EXERCISE TASK:
Wherever the string "multi" appears, copy the whole line.

TASK INPUTS:
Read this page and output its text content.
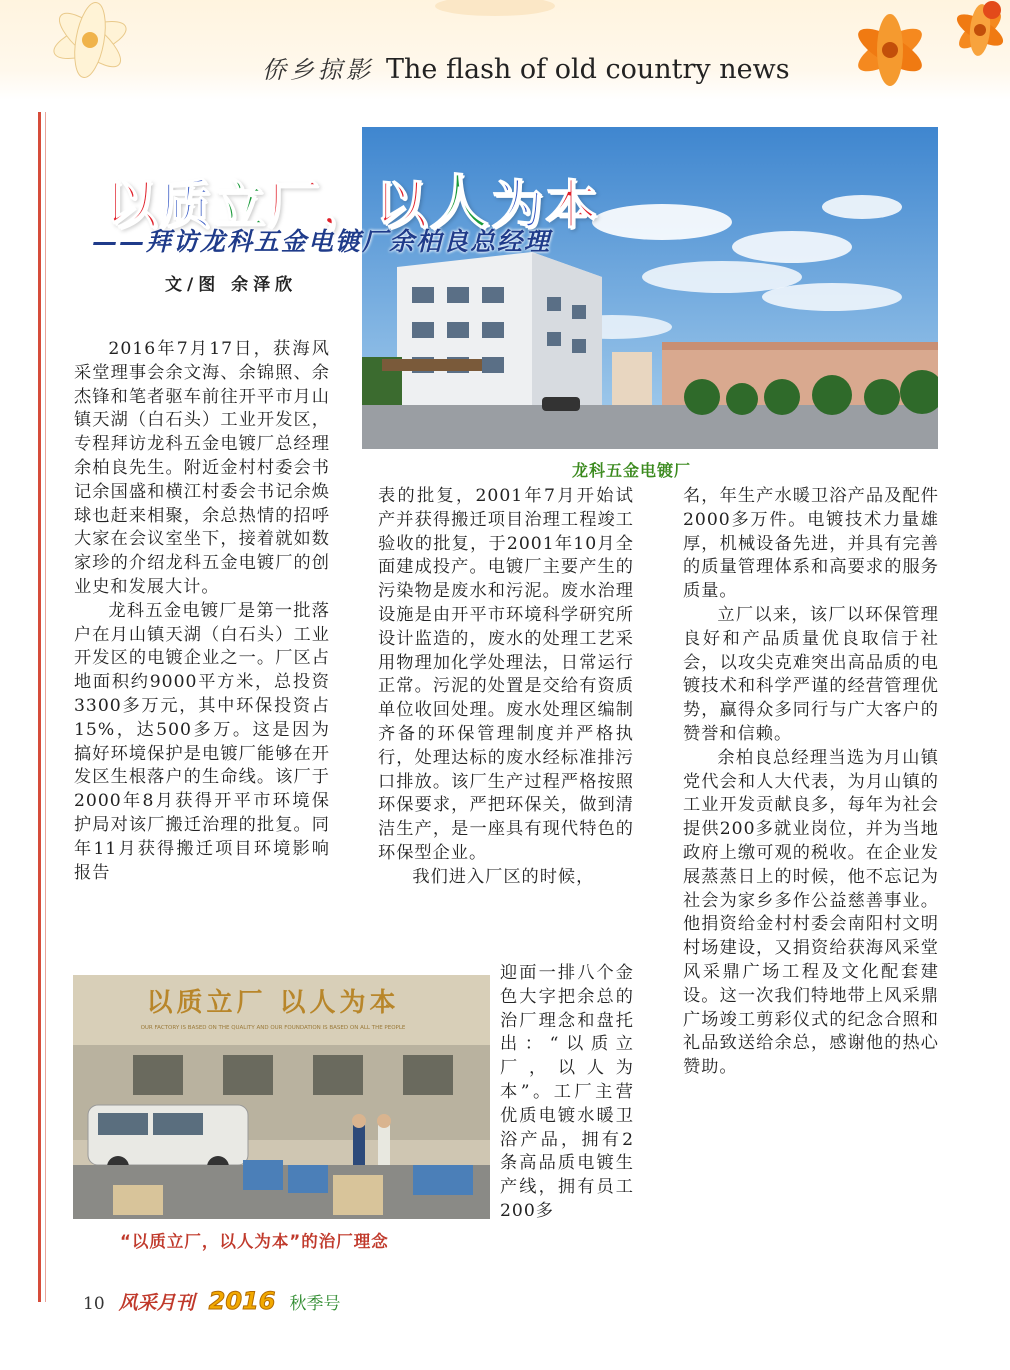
侨乡掠影 The flash of old country news
以质立厂，以人为本
——拜访龙科五金电镀厂余柏良总经理
文/图 余泽欣
龙科五金电镀厂

2016年7月17日，获海风采堂理事会余文海、余锦照、余杰锋和笔者驱车前往开平市月山镇天湖（白石头）工业开发区，专程拜访龙科五金电镀厂总经理余柏良先生。附近金村村委会书记余国盛和横江村委会书记余焕球也赶来相聚，余总热情的招呼大家在会议室坐下，接着就如数家珍的介绍龙科五金电镀厂的创业史和发展大计。

龙科五金电镀厂是第一批落户在月山镇天湖（白石头）工业开发区的电镀企业之一。厂区占地面积约9000平方米，总投资3300多万元，其中环保投资占15%，达500多万。这是因为搞好环境保护是电镀厂能够在开发区生根落户的生命线。该厂于2000年8月获得开平市环境保护局对该厂搬迁治理的批复。同年11月获得搬迁项目环境影响报告

表的批复，2001年7月开始试产并获得搬迁项目治理工程竣工验收的批复，于2001年10月全面建成投产。电镀厂主要产生的污染物是废水和污泥。废水治理设施是由开平市环境科学研究所设计监造的，废水的处理工艺采用物理加化学处理法，日常运行正常。污泥的处置是交给有资质单位收回处理。废水处理区编制齐备的环保管理制度并严格执行，处理达标的废水经标准排污口排放。该厂生产过程严格按照环保要求，严把环保关，做到清洁生产，是一座具有现代特色的环保型企业。

我们进入厂区的时候，

迎面一排八个金色大字把余总的治厂理念和盘托出：“以质立厂，以人为本”。工厂主营优质电镀水暖卫浴产品，拥有2条高品质电镀生产线，拥有员工200多

名，年生产水暖卫浴产品及配件2000多万件。电镀技术力量雄厚，机械设备先进，并具有完善的质量管理体系和高要求的服务质量。

立厂以来，该厂以环保管理良好和产品质量优良取信于社会，以攻尖克难突出高品质的电镀技术和科学严谨的经营管理优势，赢得众多同行与广大客户的赞誉和信赖。

余柏良总经理当选为月山镇党代会和人大代表，为月山镇的工业开发贡献良多，每年为社会提供200多就业岗位，并为当地政府上缴可观的税收。在企业发展蒸蒸日上的时候，他不忘记为社会为家乡多作公益慈善事业。他捐资给金村村委会南阳村文明村场建设，又捐资给获海风采堂风采鼎广场工程及文化配套建设。这一次我们特地带上风采鼎广场竣工剪彩仪式的纪念合照和礼品致送给余总，感谢他的热心赞助。

以质立厂 以人为本
OUR FACTORY IS BASED ON THE QUALITY AND OUR FOUNDATION IS BASED ON ALL THE PEOPLE
“以质立厂，以人为本”的治厂理念
10 风采月刊 2016 秋季号
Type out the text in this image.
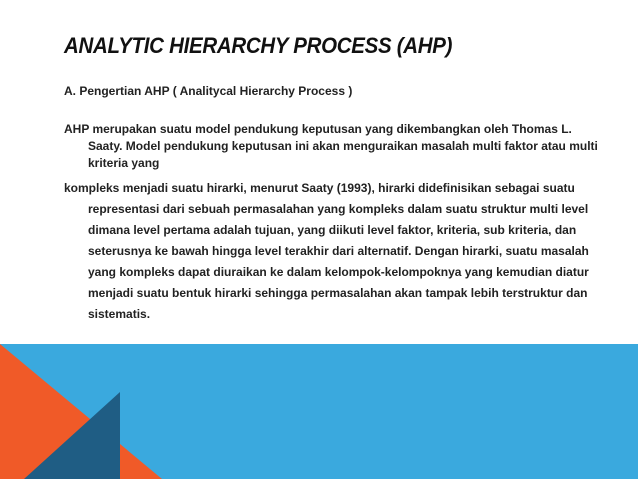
ANALYTIC HIERARCHY PROCESS (AHP)

A. Pengertian AHP ( Analitycal Hierarchy Process )

AHP merupakan suatu model pendukung keputusan yang dikembangkan oleh Thomas L. Saaty. Model pendukung keputusan ini akan menguraikan masalah multi faktor atau multi kriteria yang

kompleks menjadi suatu hirarki, menurut Saaty (1993), hirarki didefinisikan sebagai suatu representasi dari sebuah permasalahan yang kompleks dalam suatu struktur multi level dimana level pertama adalah tujuan, yang diikuti level faktor, kriteria, sub kriteria, dan seterusnya ke bawah hingga level terakhir dari alternatif. Dengan hirarki, suatu masalah yang kompleks dapat diuraikan ke dalam kelompok-kelompoknya yang kemudian diatur menjadi suatu bentuk hirarki sehingga permasalahan akan tampak lebih terstruktur dan sistematis.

PROBLEM SOLUTION:
AHP merupakan suatu model pendukung keputusan yang dikembangkan oleh Thomas L. Saaty. Model pendukung keputusan ini akan menguraikan masalah multi faktor atau multi kriteria yang
kompleks menjadi suatu hirarki, menurut Saaty (1993), hirarki didefinisikan sebagai suatu representasi dari sebuah permasalahan yang kompleks dalam suatu struktur multi level dimana level pertama adalah tujuan, yang diikuti level faktor, kriteria, sub kriteria, dan seterusnya ke bawah hingga level terakhir dari alternatif. Dengan hirarki, suatu masalah yang kompleks dapat diuraikan ke dalam kelompok-kelompoknya yang kemudian diatur menjadi suatu bentuk hirarki sehingga permasalahan akan tampak lebih terstruktur dan sistematis.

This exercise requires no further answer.